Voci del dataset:
++++++++++++++++++++

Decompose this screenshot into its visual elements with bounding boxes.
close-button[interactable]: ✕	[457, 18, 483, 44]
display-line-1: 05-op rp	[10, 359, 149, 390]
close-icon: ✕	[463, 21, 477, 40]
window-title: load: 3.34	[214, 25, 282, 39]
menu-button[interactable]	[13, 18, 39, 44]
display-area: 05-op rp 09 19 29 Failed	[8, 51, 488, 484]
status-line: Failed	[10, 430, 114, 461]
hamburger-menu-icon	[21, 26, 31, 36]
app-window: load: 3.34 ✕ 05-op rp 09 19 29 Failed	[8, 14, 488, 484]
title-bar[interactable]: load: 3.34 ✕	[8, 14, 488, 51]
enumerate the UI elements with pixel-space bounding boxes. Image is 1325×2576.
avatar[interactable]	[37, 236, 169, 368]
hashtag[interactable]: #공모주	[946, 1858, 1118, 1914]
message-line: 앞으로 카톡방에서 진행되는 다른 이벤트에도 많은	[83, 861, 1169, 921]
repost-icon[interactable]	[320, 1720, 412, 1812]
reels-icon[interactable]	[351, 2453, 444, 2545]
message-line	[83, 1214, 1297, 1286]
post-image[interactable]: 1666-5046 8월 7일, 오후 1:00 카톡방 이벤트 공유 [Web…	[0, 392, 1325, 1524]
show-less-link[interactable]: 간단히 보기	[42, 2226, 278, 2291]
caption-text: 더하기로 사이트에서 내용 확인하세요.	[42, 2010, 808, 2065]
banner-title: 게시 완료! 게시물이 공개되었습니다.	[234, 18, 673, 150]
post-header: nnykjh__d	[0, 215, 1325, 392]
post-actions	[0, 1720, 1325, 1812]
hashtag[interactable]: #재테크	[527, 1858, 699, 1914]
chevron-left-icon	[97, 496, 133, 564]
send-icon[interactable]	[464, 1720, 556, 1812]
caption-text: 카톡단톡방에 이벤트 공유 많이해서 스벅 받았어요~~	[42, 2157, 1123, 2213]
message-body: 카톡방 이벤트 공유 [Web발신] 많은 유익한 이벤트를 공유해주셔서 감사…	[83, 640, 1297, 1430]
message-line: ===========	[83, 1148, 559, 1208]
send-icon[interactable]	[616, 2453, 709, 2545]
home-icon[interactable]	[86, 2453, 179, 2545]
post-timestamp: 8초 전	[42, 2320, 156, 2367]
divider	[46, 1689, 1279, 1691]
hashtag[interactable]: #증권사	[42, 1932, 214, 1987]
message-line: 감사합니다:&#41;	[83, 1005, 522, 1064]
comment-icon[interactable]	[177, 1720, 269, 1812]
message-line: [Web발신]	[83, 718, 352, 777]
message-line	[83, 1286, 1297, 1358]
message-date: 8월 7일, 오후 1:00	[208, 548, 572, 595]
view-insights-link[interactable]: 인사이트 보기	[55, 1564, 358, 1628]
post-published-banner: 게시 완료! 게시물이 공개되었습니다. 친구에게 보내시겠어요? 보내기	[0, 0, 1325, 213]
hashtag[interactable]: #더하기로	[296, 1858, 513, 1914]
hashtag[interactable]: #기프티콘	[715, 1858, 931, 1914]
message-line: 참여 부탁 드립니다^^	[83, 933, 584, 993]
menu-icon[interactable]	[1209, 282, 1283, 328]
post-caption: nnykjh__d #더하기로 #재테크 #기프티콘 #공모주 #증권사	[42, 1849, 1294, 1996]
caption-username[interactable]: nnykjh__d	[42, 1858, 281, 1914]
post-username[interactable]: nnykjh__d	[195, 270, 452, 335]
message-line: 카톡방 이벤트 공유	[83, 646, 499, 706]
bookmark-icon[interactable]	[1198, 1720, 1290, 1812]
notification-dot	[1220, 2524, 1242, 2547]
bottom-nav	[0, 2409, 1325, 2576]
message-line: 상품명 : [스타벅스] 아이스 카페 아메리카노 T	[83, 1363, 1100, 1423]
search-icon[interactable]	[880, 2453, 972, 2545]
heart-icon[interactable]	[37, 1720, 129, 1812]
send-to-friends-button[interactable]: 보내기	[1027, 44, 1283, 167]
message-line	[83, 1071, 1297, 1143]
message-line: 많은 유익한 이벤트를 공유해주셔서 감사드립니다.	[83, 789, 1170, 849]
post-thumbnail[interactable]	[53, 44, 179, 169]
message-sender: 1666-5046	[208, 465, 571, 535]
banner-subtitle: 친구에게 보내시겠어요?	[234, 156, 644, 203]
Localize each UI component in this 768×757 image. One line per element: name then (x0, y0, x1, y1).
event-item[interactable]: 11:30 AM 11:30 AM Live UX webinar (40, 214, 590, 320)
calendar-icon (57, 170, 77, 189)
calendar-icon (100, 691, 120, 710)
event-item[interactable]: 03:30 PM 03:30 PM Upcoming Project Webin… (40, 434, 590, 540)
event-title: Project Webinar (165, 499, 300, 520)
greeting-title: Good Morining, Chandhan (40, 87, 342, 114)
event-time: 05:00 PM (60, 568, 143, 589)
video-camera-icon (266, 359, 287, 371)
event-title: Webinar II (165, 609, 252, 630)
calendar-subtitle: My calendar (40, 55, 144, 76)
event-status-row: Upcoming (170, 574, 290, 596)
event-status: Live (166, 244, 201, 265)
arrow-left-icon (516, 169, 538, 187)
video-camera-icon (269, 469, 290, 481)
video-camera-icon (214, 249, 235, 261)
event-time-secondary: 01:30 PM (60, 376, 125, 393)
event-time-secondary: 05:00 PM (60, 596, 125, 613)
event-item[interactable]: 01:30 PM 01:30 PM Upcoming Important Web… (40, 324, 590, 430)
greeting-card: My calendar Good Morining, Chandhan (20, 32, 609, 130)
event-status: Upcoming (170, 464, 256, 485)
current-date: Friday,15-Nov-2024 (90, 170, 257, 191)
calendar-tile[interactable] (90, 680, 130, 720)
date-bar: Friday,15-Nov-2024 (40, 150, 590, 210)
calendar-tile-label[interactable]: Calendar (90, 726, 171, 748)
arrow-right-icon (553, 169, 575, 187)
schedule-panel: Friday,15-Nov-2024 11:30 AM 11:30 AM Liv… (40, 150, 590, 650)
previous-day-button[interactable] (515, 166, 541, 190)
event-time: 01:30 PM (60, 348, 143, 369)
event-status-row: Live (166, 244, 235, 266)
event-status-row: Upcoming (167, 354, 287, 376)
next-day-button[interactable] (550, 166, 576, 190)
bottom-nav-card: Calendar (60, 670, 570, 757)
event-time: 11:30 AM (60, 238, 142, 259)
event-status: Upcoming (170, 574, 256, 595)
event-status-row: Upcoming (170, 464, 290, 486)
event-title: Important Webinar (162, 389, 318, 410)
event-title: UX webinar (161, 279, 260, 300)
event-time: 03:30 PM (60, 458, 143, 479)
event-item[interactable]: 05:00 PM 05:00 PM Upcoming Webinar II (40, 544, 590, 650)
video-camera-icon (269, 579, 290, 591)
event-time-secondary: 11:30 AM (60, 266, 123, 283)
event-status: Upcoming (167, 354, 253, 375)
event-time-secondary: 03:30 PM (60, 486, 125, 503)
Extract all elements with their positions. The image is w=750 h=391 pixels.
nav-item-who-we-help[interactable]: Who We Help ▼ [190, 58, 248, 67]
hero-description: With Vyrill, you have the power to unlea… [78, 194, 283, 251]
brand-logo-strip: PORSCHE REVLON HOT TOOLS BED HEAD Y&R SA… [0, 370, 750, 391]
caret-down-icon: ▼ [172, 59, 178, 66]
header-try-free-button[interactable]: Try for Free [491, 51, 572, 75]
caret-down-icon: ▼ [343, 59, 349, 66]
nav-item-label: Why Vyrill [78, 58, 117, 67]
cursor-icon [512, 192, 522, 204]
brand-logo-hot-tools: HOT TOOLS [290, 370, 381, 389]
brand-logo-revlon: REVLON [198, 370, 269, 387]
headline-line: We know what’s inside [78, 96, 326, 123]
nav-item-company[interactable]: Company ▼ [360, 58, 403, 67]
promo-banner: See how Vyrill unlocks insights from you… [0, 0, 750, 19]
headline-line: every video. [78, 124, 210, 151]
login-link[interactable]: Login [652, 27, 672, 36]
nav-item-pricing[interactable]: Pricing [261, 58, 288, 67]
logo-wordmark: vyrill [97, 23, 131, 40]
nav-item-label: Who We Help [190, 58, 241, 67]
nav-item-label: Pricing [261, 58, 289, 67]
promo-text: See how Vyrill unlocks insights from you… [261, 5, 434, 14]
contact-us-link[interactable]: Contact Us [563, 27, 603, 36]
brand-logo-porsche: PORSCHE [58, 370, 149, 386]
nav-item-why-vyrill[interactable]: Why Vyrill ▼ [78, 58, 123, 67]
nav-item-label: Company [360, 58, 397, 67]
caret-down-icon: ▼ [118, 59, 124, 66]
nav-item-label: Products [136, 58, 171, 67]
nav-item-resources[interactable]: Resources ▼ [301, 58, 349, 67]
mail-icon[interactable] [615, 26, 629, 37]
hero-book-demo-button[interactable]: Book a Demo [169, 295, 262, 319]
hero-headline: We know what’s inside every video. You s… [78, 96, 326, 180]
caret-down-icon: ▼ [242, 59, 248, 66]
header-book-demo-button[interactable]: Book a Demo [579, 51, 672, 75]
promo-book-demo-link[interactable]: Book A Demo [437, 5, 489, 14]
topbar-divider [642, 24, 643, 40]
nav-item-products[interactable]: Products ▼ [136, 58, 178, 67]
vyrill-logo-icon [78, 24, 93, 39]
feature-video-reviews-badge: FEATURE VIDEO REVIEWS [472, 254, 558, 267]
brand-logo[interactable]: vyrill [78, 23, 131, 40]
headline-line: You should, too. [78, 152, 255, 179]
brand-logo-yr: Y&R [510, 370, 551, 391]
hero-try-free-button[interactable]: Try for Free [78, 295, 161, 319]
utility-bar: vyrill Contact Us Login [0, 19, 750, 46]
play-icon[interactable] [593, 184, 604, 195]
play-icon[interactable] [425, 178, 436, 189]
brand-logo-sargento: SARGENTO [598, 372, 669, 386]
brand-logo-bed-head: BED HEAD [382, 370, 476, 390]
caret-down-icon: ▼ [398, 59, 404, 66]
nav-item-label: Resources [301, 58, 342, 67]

++++++++++++++++++++

COMPITO ASSEGNATO: Per favore, duplica identiche le righe dalla prima dei dati fino alla riga che contiene "message-line: 참여 부탁", includendo entrambe.

RISULTATO DEL COMPITO:
Decompose this screenshot into its visual elements with bounding boxes.
close-button[interactable]: ✕	[457, 18, 483, 44]
display-line-1: 05-op rp	[10, 359, 149, 390]
close-icon: ✕	[463, 21, 477, 40]
window-title: load: 3.34	[214, 25, 282, 39]
menu-button[interactable]	[13, 18, 39, 44]
display-area: 05-op rp 09 19 29 Failed	[8, 51, 488, 484]
status-line: Failed	[10, 430, 114, 461]
hamburger-menu-icon	[21, 26, 31, 36]
app-window: load: 3.34 ✕ 05-op rp 09 19 29 Failed	[8, 14, 488, 484]
title-bar[interactable]: load: 3.34 ✕	[8, 14, 488, 51]
enumerate the UI elements with pixel-space bounding boxes. Image is 1325×2576.
avatar[interactable]	[37, 236, 169, 368]
hashtag[interactable]: #공모주	[946, 1858, 1118, 1914]
message-line: 앞으로 카톡방에서 진행되는 다른 이벤트에도 많은	[83, 861, 1169, 921]
repost-icon[interactable]	[320, 1720, 412, 1812]
reels-icon[interactable]	[351, 2453, 444, 2545]
message-line	[83, 1214, 1297, 1286]
post-image[interactable]: 1666-5046 8월 7일, 오후 1:00 카톡방 이벤트 공유 [Web…	[0, 392, 1325, 1524]
show-less-link[interactable]: 간단히 보기	[42, 2226, 278, 2291]
caption-text: 더하기로 사이트에서 내용 확인하세요.	[42, 2010, 808, 2065]
banner-title: 게시 완료! 게시물이 공개되었습니다.	[234, 18, 673, 150]
post-header: nnykjh__d	[0, 215, 1325, 392]
post-actions	[0, 1720, 1325, 1812]
hashtag[interactable]: #재테크	[527, 1858, 699, 1914]
chevron-left-icon	[97, 496, 133, 564]
send-icon[interactable]	[464, 1720, 556, 1812]
caption-text: 카톡단톡방에 이벤트 공유 많이해서 스벅 받았어요~~	[42, 2157, 1123, 2213]
message-body: 카톡방 이벤트 공유 [Web발신] 많은 유익한 이벤트를 공유해주셔서 감사…	[83, 640, 1297, 1430]
message-line: ===========	[83, 1148, 559, 1208]
send-icon[interactable]	[616, 2453, 709, 2545]
home-icon[interactable]	[86, 2453, 179, 2545]
post-timestamp: 8초 전	[42, 2320, 156, 2367]
divider	[46, 1689, 1279, 1691]
hashtag[interactable]: #증권사	[42, 1932, 214, 1987]
message-line: 감사합니다:&#41;	[83, 1005, 522, 1064]
comment-icon[interactable]	[177, 1720, 269, 1812]
message-line: [Web발신]	[83, 718, 352, 777]
message-line	[83, 1286, 1297, 1358]
message-date: 8월 7일, 오후 1:00	[208, 548, 572, 595]
view-insights-link[interactable]: 인사이트 보기	[55, 1564, 358, 1628]
post-published-banner: 게시 완료! 게시물이 공개되었습니다. 친구에게 보내시겠어요? 보내기	[0, 0, 1325, 213]
hashtag[interactable]: #더하기로	[296, 1858, 513, 1914]
hashtag[interactable]: #기프티콘	[715, 1858, 931, 1914]
message-line: 참여 부탁 드립니다^^	[83, 933, 584, 993]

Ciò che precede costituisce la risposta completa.